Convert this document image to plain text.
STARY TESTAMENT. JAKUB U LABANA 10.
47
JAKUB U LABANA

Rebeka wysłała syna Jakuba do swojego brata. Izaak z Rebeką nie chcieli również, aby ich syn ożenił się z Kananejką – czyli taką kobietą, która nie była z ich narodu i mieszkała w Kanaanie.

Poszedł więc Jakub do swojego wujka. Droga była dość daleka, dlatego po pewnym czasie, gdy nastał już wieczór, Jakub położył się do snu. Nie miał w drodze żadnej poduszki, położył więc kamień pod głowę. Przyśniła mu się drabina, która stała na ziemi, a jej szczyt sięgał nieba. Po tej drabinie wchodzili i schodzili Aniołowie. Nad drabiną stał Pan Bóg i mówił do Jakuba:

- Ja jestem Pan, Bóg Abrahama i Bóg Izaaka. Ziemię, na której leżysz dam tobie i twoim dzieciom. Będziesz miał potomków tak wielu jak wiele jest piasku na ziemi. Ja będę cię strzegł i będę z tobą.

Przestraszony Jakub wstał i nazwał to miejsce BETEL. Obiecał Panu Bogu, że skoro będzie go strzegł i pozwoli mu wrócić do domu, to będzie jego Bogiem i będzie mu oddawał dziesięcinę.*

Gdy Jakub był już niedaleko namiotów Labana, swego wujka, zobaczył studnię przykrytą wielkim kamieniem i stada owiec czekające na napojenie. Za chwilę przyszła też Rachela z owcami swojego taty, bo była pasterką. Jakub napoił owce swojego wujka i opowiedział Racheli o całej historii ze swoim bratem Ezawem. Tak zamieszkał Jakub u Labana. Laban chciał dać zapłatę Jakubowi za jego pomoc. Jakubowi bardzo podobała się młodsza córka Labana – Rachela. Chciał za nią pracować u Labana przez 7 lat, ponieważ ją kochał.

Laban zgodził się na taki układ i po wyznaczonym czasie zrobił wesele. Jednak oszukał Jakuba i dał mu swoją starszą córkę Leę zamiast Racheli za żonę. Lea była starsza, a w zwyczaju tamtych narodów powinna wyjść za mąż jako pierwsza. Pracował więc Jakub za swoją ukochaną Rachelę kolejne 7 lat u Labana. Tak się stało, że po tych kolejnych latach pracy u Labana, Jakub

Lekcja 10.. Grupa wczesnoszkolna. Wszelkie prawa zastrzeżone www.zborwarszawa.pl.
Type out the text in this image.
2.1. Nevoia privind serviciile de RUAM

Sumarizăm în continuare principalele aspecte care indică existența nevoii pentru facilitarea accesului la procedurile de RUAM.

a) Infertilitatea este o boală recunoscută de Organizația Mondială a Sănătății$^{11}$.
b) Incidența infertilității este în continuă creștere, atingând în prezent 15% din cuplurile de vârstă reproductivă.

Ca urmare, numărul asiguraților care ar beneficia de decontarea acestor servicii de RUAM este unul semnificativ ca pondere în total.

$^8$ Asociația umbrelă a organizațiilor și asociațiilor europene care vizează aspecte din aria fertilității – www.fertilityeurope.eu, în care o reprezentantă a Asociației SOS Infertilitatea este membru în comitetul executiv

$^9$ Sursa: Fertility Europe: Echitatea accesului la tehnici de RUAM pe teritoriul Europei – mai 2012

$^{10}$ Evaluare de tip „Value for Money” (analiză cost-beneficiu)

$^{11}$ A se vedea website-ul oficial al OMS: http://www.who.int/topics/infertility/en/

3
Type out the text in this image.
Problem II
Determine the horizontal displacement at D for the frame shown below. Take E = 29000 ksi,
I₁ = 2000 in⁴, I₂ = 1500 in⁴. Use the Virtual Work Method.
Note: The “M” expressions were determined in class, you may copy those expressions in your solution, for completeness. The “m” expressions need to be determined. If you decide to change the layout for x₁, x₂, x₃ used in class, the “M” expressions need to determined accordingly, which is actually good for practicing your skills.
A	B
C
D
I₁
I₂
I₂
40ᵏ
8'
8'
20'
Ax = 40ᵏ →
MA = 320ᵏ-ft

◇ ◇ ◇ ◇ ◇ ◇ ◇

▶ Task details:
Output the full listing without altering anything.

▶ The solution:
Convert this document image to plain text.
STARY TESTAMENT. JAKUB U LABANA 10.
47
JAKUB U LABANA

Rebeka wysłała syna Jakuba do swojego brata. Izaak z Rebeką nie chcieli również, aby ich syn ożenił się z Kananejką – czyli taką kobietą, która nie była z ich narodu i mieszkała w Kanaanie.

Poszedł więc Jakub do swojego wujka. Droga była dość daleka, dlatego po pewnym czasie, gdy nastał już wieczór, Jakub położył się do snu. Nie miał w drodze żadnej poduszki, położył więc kamień pod głowę. Przyśniła mu się drabina, która stała na ziemi, a jej szczyt sięgał nieba. Po tej drabinie wchodzili i schodzili Aniołowie. Nad drabiną stał Pan Bóg i mówił do Jakuba:

- Ja jestem Pan, Bóg Abrahama i Bóg Izaaka. Ziemię, na której leżysz dam tobie i twoim dzieciom. Będziesz miał potomków tak wielu jak wiele jest piasku na ziemi. Ja będę cię strzegł i będę z tobą.

Przestraszony Jakub wstał i nazwał to miejsce BETEL. Obiecał Panu Bogu, że skoro będzie go strzegł i pozwoli mu wrócić do domu, to będzie jego Bogiem i będzie mu oddawał dziesięcinę.*

Gdy Jakub był już niedaleko namiotów Labana, swego wujka, zobaczył studnię przykrytą wielkim kamieniem i stada owiec czekające na napojenie. Za chwilę przyszła też Rachela z owcami swojego taty, bo była pasterką. Jakub napoił owce swojego wujka i opowiedział Racheli o całej historii ze swoim bratem Ezawem. Tak zamieszkał Jakub u Labana. Laban chciał dać zapłatę Jakubowi za jego pomoc. Jakubowi bardzo podobała się młodsza córka Labana – Rachela. Chciał za nią pracować u Labana przez 7 lat, ponieważ ją kochał.

Laban zgodził się na taki układ i po wyznaczonym czasie zrobił wesele. Jednak oszukał Jakuba i dał mu swoją starszą córkę Leę zamiast Racheli za żonę. Lea była starsza, a w zwyczaju tamtych narodów powinna wyjść za mąż jako pierwsza. Pracował więc Jakub za swoją ukochaną Rachelę kolejne 7 lat u Labana. Tak się stało, że po tych kolejnych latach pracy u Labana, Jakub

Lekcja 10.. Grupa wczesnoszkolna. Wszelkie prawa zastrzeżone www.zborwarszawa.pl.
Type out the text in this image.
2.1. Nevoia privind serviciile de RUAM

Sumarizăm în continuare principalele aspecte care indică existența nevoii pentru facilitarea accesului la procedurile de RUAM.

a) Infertilitatea este o boală recunoscută de Organizația Mondială a Sănătății$^{11}$.
b) Incidența infertilității este în continuă creștere, atingând în prezent 15% din cuplurile de vârstă reproductivă.

Ca urmare, numărul asiguraților care ar beneficia de decontarea acestor servicii de RUAM este unul semnificativ ca pondere în total.

$^8$ Asociația umbrelă a organizațiilor și asociațiilor europene care vizează aspecte din aria fertilității – www.fertilityeurope.eu, în care o reprezentantă a Asociației SOS Infertilitatea este membru în comitetul executiv

$^9$ Sursa: Fertility Europe: Echitatea accesului la tehnici de RUAM pe teritoriul Europei – mai 2012

$^{10}$ Evaluare de tip „Value for Money” (analiză cost-beneficiu)

$^{11}$ A se vedea website-ul oficial al OMS: http://www.who.int/topics/infertility/en/

3
Type out the text in this image.
Problem II
Determine the horizontal displacement at D for the frame shown below. Take E = 29000 ksi,
I₁ = 2000 in⁴, I₂ = 1500 in⁴. Use the Virtual Work Method.
Note: The “M” expressions were determined in class, you may copy those expressions in your solution, for completeness. The “m” expressions need to be determined. If you decide to change the layout for x₁, x₂, x₃ used in class, the “M” expressions need to determined accordingly, which is actually good for practicing your skills.
A	B
C
D
I₁
I₂
I₂
40ᵏ
8'
8'
20'
Ax = 40ᵏ →
MA = 320ᵏ-ft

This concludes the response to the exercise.